WHAT IS BEING ASKED: Convert every line of the entries below into a JSON list of strings, with one string per line and blank lines left out.
━━━━━ DATA SECTION
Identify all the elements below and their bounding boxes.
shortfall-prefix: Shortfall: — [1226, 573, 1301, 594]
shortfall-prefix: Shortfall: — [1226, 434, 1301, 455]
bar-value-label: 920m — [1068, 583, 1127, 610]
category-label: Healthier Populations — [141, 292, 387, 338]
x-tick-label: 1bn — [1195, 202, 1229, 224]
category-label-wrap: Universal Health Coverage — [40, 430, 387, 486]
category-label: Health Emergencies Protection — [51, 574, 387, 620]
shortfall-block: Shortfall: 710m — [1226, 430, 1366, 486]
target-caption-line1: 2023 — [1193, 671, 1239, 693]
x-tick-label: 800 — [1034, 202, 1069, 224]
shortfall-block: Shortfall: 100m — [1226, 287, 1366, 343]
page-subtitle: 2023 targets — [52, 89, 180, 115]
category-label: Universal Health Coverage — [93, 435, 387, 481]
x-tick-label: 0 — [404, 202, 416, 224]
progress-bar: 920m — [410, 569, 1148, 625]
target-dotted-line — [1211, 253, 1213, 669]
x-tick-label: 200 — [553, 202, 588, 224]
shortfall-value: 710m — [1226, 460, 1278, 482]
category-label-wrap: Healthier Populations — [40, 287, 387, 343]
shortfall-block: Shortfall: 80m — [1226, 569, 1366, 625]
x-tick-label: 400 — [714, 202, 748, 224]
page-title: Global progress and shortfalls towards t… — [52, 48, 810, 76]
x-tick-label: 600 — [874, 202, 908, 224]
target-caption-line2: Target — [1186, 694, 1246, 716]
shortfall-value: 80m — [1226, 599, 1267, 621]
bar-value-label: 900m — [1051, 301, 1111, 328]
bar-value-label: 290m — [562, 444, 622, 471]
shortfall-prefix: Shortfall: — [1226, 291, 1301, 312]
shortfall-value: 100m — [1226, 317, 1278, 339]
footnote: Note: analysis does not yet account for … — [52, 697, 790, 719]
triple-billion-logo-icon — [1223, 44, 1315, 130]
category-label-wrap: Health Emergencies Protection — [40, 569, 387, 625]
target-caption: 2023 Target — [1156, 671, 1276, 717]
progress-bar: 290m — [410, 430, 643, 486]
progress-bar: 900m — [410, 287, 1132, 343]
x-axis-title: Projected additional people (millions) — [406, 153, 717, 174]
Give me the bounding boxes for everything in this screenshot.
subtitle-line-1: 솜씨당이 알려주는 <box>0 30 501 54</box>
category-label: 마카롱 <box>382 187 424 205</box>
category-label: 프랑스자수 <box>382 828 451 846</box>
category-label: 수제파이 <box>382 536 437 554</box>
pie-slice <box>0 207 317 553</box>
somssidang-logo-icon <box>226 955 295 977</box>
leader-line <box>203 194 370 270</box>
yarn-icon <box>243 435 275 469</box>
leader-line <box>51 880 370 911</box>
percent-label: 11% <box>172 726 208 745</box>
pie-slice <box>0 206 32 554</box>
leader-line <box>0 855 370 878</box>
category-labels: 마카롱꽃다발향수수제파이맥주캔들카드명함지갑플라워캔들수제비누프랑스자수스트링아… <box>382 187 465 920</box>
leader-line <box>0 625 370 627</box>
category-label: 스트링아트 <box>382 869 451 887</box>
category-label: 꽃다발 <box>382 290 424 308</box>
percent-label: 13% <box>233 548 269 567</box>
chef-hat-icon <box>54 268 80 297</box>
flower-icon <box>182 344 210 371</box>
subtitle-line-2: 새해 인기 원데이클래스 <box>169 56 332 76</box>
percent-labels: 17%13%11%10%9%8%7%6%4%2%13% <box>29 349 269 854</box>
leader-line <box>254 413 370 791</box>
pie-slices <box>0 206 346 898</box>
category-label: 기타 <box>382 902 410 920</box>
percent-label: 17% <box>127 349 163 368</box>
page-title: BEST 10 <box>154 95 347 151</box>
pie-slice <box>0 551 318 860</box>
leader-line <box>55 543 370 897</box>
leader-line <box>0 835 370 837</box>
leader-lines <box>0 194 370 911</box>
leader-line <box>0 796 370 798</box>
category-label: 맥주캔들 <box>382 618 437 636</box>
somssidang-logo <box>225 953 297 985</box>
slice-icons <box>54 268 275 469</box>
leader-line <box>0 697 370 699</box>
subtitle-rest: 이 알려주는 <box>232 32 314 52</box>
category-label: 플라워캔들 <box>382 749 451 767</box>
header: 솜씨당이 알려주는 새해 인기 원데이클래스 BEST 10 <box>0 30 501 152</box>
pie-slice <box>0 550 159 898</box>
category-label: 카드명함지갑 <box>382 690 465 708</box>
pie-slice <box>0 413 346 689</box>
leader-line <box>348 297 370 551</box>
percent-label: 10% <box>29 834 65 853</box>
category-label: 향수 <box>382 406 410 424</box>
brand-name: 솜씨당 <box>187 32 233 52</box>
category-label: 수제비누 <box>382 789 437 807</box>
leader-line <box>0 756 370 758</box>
━━━━━━━━━━
EXERCISE RESPONSE:
[
  "Identify all the elements below and their bounding boxes.",
  "shortfall-prefix: Shortfall: — [1226, 573, 1301, 594]",
  "shortfall-prefix: Shortfall: — [1226, 434, 1301, 455]",
  "bar-value-label: 920m — [1068, 583, 1127, 610]",
  "category-label: Healthier Populations — [141, 292, 387, 338]",
  "x-tick-label: 1bn — [1195, 202, 1229, 224]",
  "category-label-wrap: Universal Health Coverage — [40, 430, 387, 486]",
  "category-label: Health Emergencies Protection — [51, 574, 387, 620]",
  "shortfall-block: Shortfall: 710m — [1226, 430, 1366, 486]",
  "target-caption-line1: 2023 — [1193, 671, 1239, 693]",
  "x-tick-label: 800 — [1034, 202, 1069, 224]",
  "shortfall-block: Shortfall: 100m — [1226, 287, 1366, 343]",
  "page-subtitle: 2023 targets — [52, 89, 180, 115]",
  "category-label: Universal Health Coverage — [93, 435, 387, 481]",
  "x-tick-label: 0 — [404, 202, 416, 224]",
  "progress-bar: 920m — [410, 569, 1148, 625]",
  "target-dotted-line — [1211, 253, 1213, 669]",
  "x-tick-label: 200 — [553, 202, 588, 224]",
  "shortfall-value: 710m — [1226, 460, 1278, 482]",
  "category-label-wrap: Healthier Populations — [40, 287, 387, 343]",
  "shortfall-block: Shortfall: 80m — [1226, 569, 1366, 625]",
  "x-tick-label: 400 — [714, 202, 748, 224]",
  "page-title: Global progress and shortfalls towards t… — [52, 48, 810, 76]",
  "x-tick-label: 600 — [874, 202, 908, 224]",
  "target-caption-line2: Target — [1186, 694, 1246, 716]",
  "shortfall-value: 80m — [1226, 599, 1267, 621]",
  "bar-value-label: 900m — [1051, 301, 1111, 328]",
  "bar-value-label: 290m — [562, 444, 622, 471]",
  "shortfall-prefix: Shortfall: — [1226, 291, 1301, 312]",
  "shortfall-value: 100m — [1226, 317, 1278, 339]",
  "footnote: Note: analysis does not yet account for … — [52, 697, 790, 719]",
  "triple-billion-logo-icon — [1223, 44, 1315, 130]",
  "category-label-wrap: Health Emergencies Protection — [40, 569, 387, 625]",
  "target-caption: 2023 Target — [1156, 671, 1276, 717]",
  "progress-bar: 290m — [410, 430, 643, 486]",
  "progress-bar: 900m — [410, 287, 1132, 343]",
  "x-axis-title: Projected additional people (millions) — [406, 153, 717, 174]",
  "Give me the bounding boxes for everything in this screenshot.",
  "subtitle-line-1: 솜씨당이 알려주는 <box>0 30 501 54</box>",
  "category-label: 마카롱 <box>382 187 424 205</box>",
  "category-label: 프랑스자수 <box>382 828 451 846</box>",
  "category-label: 수제파이 <box>382 536 437 554</box>",
  "pie-slice <box>0 207 317 553</box>",
  "somssidang-logo-icon <box>226 955 295 977</box>",
  "leader-line <box>203 194 370 270</box>",
  "yarn-icon <box>243 435 275 469</box>",
  "leader-line <box>51 880 370 911</box>",
  "percent-label: 11% <box>172 726 208 745</box>",
  "pie-slice <box>0 206 32 554</box>",
  "leader-line <box>0 855 370 878</box>",
  "category-labels: 마카롱꽃다발향수수제파이맥주캔들카드명함지갑플라워캔들수제비누프랑스자수스트링아… <box>382 187 465 920</box>",
  "leader-line <box>0 625 370 627</box>",
  "category-label: 스트링아트 <box>382 869 451 887</box>",
  "category-label: 꽃다발 <box>382 290 424 308</box>",
  "percent-label: 13% <box>233 548 269 567</box>",
  "chef-hat-icon <box>54 268 80 297</box>",
  "flower-icon <box>182 344 210 371</box>",
  "subtitle-line-2: 새해 인기 원데이클래스 <box>169 56 332 76</box>",
  "percent-labels: 17%13%11%10%9%8%7%6%4%2%13% <box>29 349 269 854</box>",
  "leader-line <box>254 413 370 791</box>",
  "pie-slices <box>0 206 346 898</box>",
  "category-label: 기타 <box>382 902 410 920</box>",
  "percent-label: 17% <box>127 349 163 368</box>",
  "page-title: BEST 10 <box>154 95 347 151</box>",
  "pie-slice <box>0 551 318 860</box>",
  "leader-line <box>55 543 370 897</box>",
  "leader-line <box>0 835 370 837</box>",
  "leader-lines <box>0 194 370 911</box>",
  "leader-line <box>0 796 370 798</box>",
  "category-label: 맥주캔들 <box>382 618 437 636</box>",
  "somssidang-logo <box>225 953 297 985</box>",
  "slice-icons <box>54 268 275 469</box>",
  "leader-line <box>0 697 370 699</box>",
  "subtitle-rest: 이 알려주는 <box>232 32 314 52</box>",
  "category-label: 플라워캔들 <box>382 749 451 767</box>",
  "header: 솜씨당이 알려주는 새해 인기 원데이클래스 BEST 10 <box>0 30 501 152</box>",
  "pie-slice <box>0 550 159 898</box>",
  "category-label: 카드명함지갑 <box>382 690 465 708</box>",
  "pie-slice <box>0 413 346 689</box>",
  "leader-line <box>348 297 370 551</box>",
  "percent-label: 10% <box>29 834 65 853</box>",
  "category-label: 향수 <box>382 406 410 424</box>",
  "brand-name: 솜씨당 <box>187 32 233 52</box>",
  "category-label: 수제비누 <box>382 789 437 807</box>",
  "leader-line <box>0 756 370 758</box>"
]